Ma Putin vuole la testa di Zelensky

Caro Aldo,
Churchill nell’ora più buia fece una scommessa sul fatto che gli Stati Uniti entrassero in guerra, ribaltando le sorti del conflitto, cosa peraltro rimarcata anche nel discorso che fece al Parlamento. Scommessa poi vinta. Zelensky invece all’ora più buia manco ci è arrivato. Gli Stati Uniti, un giorno sì e un giorno no, rimarcano che non entreranno mai nel conflitto e fanno fatica ad approvare l’invio di risorse finanziare. Le munizioni invece non ci sono proprio, perché Usa ed Europa non hanno capacità produttiva adeguata (con le munizioni non si guadagna come con gli F-35). Quello che ha detto il Papa è solo la verità che è di fronte agli occhi di tutti.

****************

| COMPITI DA SVOLGERE |
- 1) Riscrivi la parte della lettera che si apre con le parole contenenti "Ma Putin vuole" e si chiude con "occhi di tutti.", mettendo "Roosevelt" al posto di "Churchill".
- 2) Per favore, prosegui la lettera su Churchill e Zelensky a partire dalla sua ultima frase.
I record non hanno alcun legame con la lettera.

****************

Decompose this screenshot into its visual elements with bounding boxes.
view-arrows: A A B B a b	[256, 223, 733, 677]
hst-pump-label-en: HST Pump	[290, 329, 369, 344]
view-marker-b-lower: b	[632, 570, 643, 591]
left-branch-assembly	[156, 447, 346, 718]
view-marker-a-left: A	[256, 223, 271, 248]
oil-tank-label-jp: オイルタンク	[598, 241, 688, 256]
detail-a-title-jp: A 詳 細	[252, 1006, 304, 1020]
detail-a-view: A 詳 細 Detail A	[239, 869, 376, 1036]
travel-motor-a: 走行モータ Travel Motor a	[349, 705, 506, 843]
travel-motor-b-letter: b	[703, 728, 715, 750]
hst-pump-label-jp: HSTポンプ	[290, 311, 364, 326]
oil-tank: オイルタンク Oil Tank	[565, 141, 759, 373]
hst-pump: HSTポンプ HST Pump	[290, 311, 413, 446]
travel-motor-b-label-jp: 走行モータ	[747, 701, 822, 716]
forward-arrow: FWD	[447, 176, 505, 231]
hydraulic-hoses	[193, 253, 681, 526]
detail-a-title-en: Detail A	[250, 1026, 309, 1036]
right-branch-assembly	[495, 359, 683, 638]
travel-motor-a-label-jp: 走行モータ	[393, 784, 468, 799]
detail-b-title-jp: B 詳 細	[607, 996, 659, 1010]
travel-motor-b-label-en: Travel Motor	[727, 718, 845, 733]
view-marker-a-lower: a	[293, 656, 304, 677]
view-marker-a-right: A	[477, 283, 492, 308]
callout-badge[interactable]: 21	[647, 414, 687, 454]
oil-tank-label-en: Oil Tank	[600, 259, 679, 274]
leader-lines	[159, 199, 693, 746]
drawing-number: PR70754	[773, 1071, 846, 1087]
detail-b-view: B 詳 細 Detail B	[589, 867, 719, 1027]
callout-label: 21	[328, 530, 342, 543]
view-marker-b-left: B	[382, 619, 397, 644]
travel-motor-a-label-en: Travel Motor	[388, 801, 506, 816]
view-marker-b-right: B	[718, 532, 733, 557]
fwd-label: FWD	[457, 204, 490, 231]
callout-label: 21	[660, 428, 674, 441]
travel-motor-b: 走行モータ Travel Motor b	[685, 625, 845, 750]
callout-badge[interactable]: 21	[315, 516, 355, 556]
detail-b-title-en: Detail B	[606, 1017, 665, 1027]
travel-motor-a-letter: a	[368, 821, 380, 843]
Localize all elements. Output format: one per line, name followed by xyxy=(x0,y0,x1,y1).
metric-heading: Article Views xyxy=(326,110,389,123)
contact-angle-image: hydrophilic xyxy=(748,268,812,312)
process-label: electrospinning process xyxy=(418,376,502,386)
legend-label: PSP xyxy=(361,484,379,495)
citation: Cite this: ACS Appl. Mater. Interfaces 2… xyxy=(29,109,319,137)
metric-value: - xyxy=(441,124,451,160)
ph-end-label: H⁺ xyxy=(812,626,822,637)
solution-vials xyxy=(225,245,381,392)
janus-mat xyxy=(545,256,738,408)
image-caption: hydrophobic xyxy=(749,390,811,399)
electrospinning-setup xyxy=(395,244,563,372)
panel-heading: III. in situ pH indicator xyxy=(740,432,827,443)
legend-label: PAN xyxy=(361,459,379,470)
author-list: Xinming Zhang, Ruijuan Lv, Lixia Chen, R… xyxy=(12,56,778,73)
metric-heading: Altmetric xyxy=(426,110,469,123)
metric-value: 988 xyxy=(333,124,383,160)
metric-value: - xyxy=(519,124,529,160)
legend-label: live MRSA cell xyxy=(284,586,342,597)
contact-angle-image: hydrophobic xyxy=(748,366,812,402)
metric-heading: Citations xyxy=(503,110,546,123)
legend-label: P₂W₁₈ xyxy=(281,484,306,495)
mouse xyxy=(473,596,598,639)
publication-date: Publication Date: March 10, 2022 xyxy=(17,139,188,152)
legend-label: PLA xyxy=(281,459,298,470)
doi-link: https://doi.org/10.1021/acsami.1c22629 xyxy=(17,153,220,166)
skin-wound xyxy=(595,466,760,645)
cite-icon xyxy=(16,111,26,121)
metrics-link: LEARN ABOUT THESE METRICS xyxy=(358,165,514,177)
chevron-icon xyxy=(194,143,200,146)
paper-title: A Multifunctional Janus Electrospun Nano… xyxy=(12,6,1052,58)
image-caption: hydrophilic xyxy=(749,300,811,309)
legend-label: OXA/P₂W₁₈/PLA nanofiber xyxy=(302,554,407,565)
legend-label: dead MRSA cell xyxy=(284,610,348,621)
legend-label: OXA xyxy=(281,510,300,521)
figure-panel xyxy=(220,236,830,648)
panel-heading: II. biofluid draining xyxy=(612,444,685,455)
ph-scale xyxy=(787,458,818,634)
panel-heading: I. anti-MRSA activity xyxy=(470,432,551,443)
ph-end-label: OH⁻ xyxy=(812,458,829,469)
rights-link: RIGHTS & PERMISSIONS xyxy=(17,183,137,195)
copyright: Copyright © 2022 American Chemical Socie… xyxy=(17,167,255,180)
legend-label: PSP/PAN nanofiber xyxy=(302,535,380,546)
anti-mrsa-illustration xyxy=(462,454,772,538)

****************

| SOLUZIONI DELL'ESERCIZIO |
- 1)
Ma Putin vuole la testa di Zelensky

Caro Aldo,
Roosevelt nell’ora più buia fece una scommessa sul fatto che gli Stati Uniti entrassero in guerra, ribaltando le sorti del conflitto, cosa peraltro rimarcata anche nel discorso che fece al Parlamento. Scommessa poi vinta. Zelensky invece all’ora più buia manco ci è arrivato. Gli Stati Uniti, un giorno sì e un giorno no, rimarcano che non entreranno mai nel conflitto e fanno fatica ad approvare l’invio di risorse finanziare. Le munizioni invece non ci sono proprio, perché Usa ed Europa non hanno capacità produttiva adeguata (con le munizioni non si guadagna come con gli F-35). Quello che ha detto il Papa è solo la verità che è di fronte agli occhi di tutti.

- 2)
Luca Bongiolatti

Caro Luca,
Lei dimentica un dato. Putin non ha attaccato solo per prendersi il Donbass e magari la fascia costiera per collegarlo alla Crimea. Putin ha attaccato per far fuori fisicamente Zelensky e per insediare a Kiev un governo fantoccio, in modo da portare quel che sarebbe rimasto dell’Ucraina nella propria sfera di influenza sottraendola alla democrazia e all’Occidente. Non si vede perché dal suo punto di vista Putin dovrebbe cambiare piani, ora che l’Ucraina è in difficoltà, i fastidiosi Navalny e Prigozhin sono morti, e tutti i sondaggi danno vincitore a novembre in America uno spregevole personaggio che abbandonerebbe l’Ucraina al proprio destino; perché è evidente che, quando Trump dice che con lui la guerra finirebbe in un giorno, intende dire che Putin avrebbe mano libera. Putin vuole la testa di Zelensky, se possibile non metaforicamente; e al di là dell’improbabile faccia feroce di Macron e Scholz, sappiamo tutti che l’Europa non ha né la forza né la determinazione per combattere contro la Russia. Per questo la situazione sulle frontiere orientali del continente è così drammatica. Ma mi lasci aggiungere una considerazione su Churchill. L’inizio della sua lettera, gentile signor Bongiolatti, mi ricorda una scena del film che si intitola appunto «The darkest hour», l’ora più buia: la conversazione tra il premier britannico (oltretutto seduto in bagno) e Roosevelt, che ribadisce di non poterlo aiutare, e gli offre al più di mandargli armi trainate dal territorio Usa a quello canadese da cavalli («horses?» chiede sbigottito Churchill). Resta da capire se il calcolo del premier fosse giusto, e se l’America sarebbe entrata nella seconda guerra mondiale anche senza Pearl Harbour, cioè se non fosse stata attaccata dal Giappone. (Di sicuro se anche i russi avessero ammazzato il premier greco Mitsotakis, l’Europa si sarebbe limitata a una vibrante protesta).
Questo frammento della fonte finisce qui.